Exercise data:
-------------------------

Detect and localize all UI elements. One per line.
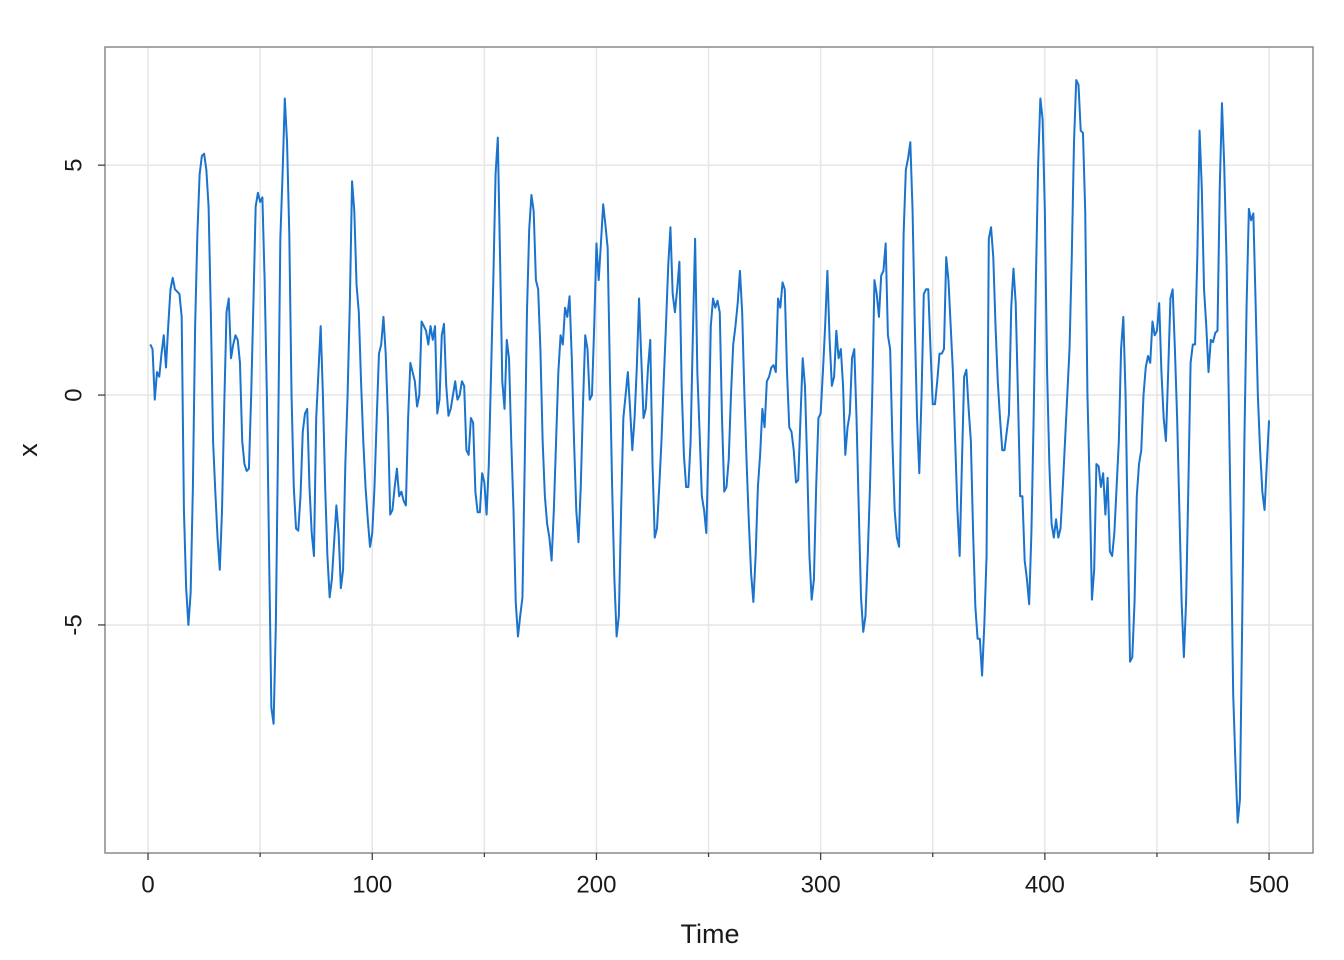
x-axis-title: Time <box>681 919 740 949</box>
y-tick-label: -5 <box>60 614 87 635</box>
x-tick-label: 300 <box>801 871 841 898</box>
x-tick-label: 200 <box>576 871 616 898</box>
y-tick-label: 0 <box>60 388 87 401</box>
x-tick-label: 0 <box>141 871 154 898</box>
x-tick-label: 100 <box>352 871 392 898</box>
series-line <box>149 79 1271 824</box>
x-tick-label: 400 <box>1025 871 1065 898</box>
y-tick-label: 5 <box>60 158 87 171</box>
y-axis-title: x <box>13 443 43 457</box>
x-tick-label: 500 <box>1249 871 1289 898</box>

-------------------------

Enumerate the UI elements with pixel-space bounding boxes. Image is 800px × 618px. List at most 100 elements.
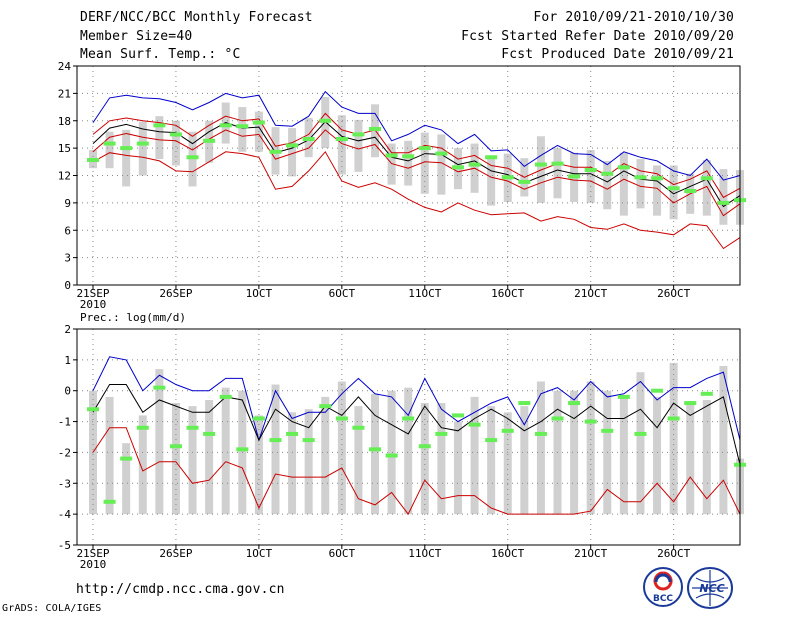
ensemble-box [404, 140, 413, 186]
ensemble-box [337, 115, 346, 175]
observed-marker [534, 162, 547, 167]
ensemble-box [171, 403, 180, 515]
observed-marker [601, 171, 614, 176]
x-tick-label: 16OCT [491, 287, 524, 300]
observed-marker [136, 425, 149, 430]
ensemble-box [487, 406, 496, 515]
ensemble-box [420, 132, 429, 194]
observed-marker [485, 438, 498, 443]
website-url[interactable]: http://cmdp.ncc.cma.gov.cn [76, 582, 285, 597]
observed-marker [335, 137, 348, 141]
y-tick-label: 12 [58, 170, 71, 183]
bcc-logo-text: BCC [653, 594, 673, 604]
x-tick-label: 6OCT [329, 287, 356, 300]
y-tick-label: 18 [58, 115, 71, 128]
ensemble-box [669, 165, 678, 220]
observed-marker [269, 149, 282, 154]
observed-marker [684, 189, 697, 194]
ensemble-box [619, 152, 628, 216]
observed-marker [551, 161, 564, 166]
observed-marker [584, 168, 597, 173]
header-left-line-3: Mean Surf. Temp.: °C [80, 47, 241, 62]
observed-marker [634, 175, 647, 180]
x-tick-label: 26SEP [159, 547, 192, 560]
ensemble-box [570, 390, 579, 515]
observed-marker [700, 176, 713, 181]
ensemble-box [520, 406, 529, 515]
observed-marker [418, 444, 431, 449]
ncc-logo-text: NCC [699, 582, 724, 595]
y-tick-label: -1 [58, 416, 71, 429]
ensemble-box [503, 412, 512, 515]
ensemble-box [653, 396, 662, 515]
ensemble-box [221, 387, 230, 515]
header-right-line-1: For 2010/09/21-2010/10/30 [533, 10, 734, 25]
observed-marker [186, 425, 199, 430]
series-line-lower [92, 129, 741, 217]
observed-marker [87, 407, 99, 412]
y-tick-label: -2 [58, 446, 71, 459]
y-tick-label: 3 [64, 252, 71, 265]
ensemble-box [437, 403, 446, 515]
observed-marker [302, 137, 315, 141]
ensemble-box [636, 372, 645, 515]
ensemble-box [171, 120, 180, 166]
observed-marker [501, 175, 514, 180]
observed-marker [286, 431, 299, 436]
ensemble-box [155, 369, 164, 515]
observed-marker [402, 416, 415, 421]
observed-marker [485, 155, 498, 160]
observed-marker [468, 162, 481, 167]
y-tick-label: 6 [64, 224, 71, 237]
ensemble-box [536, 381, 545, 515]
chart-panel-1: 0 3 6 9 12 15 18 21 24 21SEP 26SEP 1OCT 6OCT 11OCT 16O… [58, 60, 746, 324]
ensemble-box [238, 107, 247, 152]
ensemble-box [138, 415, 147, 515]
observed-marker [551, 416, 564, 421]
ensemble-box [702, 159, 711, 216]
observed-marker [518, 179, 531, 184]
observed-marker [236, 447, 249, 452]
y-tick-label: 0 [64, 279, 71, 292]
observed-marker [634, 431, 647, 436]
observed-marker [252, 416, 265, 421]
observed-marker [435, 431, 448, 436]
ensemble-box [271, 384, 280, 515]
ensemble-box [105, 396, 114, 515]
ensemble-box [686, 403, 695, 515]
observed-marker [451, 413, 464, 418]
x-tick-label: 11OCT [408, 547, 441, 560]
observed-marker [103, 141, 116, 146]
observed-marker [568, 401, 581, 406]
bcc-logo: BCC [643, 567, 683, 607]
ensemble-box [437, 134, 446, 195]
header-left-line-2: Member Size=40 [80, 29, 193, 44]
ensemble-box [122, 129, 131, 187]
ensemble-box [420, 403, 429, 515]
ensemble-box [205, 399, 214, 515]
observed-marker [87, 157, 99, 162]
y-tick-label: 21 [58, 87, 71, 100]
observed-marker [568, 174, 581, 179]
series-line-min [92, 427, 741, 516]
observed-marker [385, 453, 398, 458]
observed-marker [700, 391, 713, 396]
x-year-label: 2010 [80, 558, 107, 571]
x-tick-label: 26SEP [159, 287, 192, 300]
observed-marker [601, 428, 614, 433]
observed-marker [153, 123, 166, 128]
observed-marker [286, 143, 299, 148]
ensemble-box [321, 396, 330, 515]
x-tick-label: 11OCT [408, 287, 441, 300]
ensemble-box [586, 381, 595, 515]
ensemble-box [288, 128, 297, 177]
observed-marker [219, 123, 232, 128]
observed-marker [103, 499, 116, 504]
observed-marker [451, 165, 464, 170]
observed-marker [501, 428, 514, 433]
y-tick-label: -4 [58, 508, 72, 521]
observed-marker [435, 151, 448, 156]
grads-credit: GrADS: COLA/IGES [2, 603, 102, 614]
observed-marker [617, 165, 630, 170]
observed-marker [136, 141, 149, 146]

-------------------------

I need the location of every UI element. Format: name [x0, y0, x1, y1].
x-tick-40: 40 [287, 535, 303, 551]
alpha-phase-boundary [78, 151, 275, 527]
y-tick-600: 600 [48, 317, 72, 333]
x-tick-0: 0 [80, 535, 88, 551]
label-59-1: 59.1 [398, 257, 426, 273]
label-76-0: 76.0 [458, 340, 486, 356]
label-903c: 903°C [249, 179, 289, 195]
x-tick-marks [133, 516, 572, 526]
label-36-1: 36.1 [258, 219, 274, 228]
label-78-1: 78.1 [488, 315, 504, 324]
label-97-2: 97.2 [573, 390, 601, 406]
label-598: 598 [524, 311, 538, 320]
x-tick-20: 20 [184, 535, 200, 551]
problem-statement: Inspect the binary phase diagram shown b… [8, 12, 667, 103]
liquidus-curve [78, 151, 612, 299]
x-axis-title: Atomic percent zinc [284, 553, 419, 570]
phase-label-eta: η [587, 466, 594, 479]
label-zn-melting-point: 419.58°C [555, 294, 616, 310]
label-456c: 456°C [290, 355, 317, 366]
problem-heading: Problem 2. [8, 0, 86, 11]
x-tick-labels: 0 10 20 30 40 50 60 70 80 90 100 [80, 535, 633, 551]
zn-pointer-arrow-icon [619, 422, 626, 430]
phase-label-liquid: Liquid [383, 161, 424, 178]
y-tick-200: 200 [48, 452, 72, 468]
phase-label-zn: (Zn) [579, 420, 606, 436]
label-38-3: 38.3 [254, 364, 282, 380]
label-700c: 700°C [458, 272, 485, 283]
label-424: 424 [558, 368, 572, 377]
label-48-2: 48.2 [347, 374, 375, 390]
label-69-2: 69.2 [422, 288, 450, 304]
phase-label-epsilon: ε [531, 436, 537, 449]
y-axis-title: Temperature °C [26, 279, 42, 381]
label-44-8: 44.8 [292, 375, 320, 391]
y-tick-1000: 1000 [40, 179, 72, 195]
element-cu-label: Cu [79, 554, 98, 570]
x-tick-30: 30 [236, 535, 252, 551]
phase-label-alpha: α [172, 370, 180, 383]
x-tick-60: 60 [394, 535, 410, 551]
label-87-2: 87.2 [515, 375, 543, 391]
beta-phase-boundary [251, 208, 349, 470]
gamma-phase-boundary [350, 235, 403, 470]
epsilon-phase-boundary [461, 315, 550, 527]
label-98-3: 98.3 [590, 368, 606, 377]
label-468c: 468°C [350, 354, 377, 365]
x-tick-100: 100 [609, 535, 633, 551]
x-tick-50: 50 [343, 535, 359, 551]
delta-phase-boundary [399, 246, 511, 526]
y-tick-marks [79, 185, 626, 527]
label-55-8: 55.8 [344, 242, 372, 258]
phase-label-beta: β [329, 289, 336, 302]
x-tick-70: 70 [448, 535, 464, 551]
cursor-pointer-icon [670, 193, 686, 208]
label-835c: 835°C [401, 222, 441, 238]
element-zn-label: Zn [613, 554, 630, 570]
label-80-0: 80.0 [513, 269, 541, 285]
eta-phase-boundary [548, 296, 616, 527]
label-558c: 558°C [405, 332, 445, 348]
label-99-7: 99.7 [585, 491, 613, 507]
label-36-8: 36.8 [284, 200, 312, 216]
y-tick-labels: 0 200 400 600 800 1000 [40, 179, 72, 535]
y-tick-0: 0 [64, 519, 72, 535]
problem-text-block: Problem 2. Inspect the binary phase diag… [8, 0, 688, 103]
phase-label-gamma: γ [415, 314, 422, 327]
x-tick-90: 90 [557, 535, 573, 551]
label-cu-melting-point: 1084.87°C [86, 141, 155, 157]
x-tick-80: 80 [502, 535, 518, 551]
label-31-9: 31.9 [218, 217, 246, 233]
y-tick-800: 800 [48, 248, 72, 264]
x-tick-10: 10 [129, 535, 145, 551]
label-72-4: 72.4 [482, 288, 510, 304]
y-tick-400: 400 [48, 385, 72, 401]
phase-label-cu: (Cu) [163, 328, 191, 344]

-------------------------

Stated problem: Update the rows that run from the line containing "ensemble-box [404, 140, 413, 186]" through the line containing "observed-marker [136, 425, 149, 430]", changing every "observed-marker" to "observation-marker" and keeping all else the same. Give back only those rows.

The answer:
ensemble-box [404, 140, 413, 186]
ensemble-box [337, 115, 346, 175]
observation-marker [534, 162, 547, 167]
ensemble-box [171, 403, 180, 515]
observation-marker [601, 171, 614, 176]
x-tick-label: 16OCT [491, 287, 524, 300]
observation-marker [136, 425, 149, 430]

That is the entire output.